Nice work, Diamonddrake

Thanks Ramy I have put a lot of work into it so far. I added a little gloss to the top of the color spectrum. I think maybe now its complete... In the final product I think I will put a property to disable the gloss effects.

Still open to suggestions.

Pretty :)

The top one looks a little funny on the far left. It looks like the area to the left of the slider knob is a "stop" of some sort. It looks like a block to me.

Pretty :)

The top one looks a little funny on the far left. It looks like the area to the left of the slider knob is a "stop" of some sort. It looks like a block to me.

I'm not 100% sure what you are referring to.
but if you mean how the top of the slider knob covers a pixel of the spectrum in the backcolor on either side, then yeah. I couldn't figure out how to stop that from happening.

if the control is on an image, then a pixel of the image shows through there. but an easy fix was to keep the control sized where the hue image doesn't extend above the knob at the point where it has a curve.

but when the control is too tall it happens anyhow. because the knob is currently a fixed size.

also if you drag the knob to 0 there is a ugly blocky explosion of pixels behind the knob I can't see any reason or solution of that.

any ideas would be great.
also, if any one knows how to give a control a fixed height, that would help here, or maybe attach it to an enum that only allows like 3 variations like (short, normal, tall).

and thanks for the compliments. I have worked hard on it.
I have plans for a more compact version as well, and eventually an entire library of custom drawn controls.

The button's height/size aren't marked virtual in this case but you would want to declare the properties yourself. Hiding members like I have done here isn't a good solution, but it is a good example:

using System;
using System.Collections.Generic;
using System.ComponentModel;
using System.Data;
using System.Drawing;
using System.Linq;
using System.Text;
using System.Windows.Forms;

namespace daniweb
{
  public partial class frmButton : Form
  {
    public frmButton()
    {
      InitializeComponent();
    }

    private void button1_Click(object sender, EventArgs e)
    {
      button1.Height = 800;
    }
  }
  public class ButtonEx2 : Button
  {
    public const int MAX_SIZE = 50;

    public ButtonEx2()
      : base()
    {
      
    }
    public new Size Size
    {
      get { return base.Size; }
      set
      {
        base.Size = new Size(value.Width, Math.Min(value.Height, MAX_SIZE));
      }
    }
    public new int Height
    {
      get { return base.Height; }
      set
      {
        base.Height = Math.Min(value, MAX_SIZE);
      }
    }
  }
}

I like the idea, but I would like to see an enum for the height. could that be done?

so the height property would no longer be a int, but an emum.

pubic enum ControlHeight
{
    short = 18,
    normal = 25,
    tall = 40
}

public enum ControlHeight new height  --?
{
  get??

set
{
//I know this is wrong, but idk what to do.
   base.height = ControlHeight.Value;
}

}

any Ideas how this could be done, I realize all this code is BS, but how could I achieve this?

That depends on how your control is implemented, ie if you descended from a .NET implemented control (panel, progress bar) or did you build everything from the Control class and up?

If you want your own custom controls you are better off starting at "Control", making your own "BaseControl", and then create your custom controls from there. The controls provided for .NET don't have all members marked as virtual (such as my example) and so you can never fully customize them.

Do you mind posting code or uploading a project with one of your controls?

[Document layout detection data]
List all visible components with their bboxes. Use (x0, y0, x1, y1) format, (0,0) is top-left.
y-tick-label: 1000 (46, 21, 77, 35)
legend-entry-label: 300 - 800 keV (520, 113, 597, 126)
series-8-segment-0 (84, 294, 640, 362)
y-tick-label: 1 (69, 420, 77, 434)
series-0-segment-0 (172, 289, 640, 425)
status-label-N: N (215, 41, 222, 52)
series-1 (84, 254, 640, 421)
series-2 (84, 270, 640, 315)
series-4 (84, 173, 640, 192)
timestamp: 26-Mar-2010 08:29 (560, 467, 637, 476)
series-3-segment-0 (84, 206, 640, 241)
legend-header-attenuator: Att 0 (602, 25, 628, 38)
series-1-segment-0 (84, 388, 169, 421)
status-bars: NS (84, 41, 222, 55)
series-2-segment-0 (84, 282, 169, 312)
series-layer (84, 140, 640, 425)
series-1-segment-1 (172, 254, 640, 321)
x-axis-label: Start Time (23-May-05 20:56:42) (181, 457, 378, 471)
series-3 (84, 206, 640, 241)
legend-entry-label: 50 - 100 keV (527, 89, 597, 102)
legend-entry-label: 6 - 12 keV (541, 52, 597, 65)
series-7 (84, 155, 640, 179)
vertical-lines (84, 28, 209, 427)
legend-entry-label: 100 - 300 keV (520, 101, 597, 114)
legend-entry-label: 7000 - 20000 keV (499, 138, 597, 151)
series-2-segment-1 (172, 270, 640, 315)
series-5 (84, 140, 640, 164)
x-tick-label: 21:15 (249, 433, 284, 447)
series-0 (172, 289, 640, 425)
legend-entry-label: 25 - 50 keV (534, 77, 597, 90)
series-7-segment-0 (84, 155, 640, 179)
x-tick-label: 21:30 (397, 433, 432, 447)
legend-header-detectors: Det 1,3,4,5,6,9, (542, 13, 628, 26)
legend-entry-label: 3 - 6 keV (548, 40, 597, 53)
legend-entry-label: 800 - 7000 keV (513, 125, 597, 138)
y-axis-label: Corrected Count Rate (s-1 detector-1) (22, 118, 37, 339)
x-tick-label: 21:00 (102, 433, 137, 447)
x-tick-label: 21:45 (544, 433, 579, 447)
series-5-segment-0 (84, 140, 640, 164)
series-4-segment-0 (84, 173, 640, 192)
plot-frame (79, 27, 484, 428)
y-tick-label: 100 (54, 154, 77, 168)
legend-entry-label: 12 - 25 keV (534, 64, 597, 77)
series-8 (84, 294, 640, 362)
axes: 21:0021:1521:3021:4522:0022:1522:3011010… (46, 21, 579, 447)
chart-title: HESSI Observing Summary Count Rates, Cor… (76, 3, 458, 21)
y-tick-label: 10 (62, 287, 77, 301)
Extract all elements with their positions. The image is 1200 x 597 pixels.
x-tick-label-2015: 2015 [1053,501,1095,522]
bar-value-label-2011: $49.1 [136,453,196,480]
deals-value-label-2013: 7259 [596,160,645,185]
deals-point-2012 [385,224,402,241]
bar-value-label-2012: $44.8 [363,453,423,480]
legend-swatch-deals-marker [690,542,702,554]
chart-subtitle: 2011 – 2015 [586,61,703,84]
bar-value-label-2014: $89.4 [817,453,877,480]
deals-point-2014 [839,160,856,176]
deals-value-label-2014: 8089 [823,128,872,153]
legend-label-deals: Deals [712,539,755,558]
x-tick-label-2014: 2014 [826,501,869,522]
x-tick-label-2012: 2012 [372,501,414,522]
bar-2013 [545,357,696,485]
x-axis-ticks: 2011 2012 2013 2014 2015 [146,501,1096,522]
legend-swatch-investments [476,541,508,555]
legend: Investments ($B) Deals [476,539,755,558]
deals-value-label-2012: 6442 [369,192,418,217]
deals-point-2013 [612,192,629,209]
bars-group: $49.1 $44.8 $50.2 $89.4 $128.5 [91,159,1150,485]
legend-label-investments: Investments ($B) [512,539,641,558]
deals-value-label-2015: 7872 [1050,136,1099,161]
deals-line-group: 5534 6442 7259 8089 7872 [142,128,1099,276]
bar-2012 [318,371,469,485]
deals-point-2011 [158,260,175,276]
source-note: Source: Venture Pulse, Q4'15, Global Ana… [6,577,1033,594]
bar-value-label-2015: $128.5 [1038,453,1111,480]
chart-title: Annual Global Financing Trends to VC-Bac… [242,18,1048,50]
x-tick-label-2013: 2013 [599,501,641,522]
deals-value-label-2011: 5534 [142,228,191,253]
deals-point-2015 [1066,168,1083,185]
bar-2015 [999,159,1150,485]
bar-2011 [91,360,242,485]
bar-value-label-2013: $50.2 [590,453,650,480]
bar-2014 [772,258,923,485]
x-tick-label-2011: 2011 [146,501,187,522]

## Tasks
(a) Answer these questions about the forum thread:
(i) What effect was added to the top of the color spectrum?
(ii) What value is MAX_SIZE given in the ButtonEx2 class?
(iii) What three names and numbers are proposed in the ControlHeight enum?
(b) List every namespace named in a using directive in the code within the forum thread.
(c) Output the part of the forum thread between "if the control" and "would be great.", inclusive.

## Expected outputs
(a)
(i) A little gloss.
(ii) 50.
(iii) short = 18, normal = 25, tall = 40.

(b)
System
System.Collections.Generic
System.ComponentModel
System.Data
System.Drawing
System.Linq
System.Text
System.Windows.Forms

(c)
if the control is on an image, then a pixel of the image shows through there. but an easy fix was to keep the control sized where the hue image doesn't extend above the knob at the point where it has a curve.

but when the control is too tall it happens anyhow. because the knob is currently a fixed size.

also if you drag the knob to 0 there is a ugly blocky explosion of pixels behind the knob I can't see any reason or solution of that.

any ideas would be great.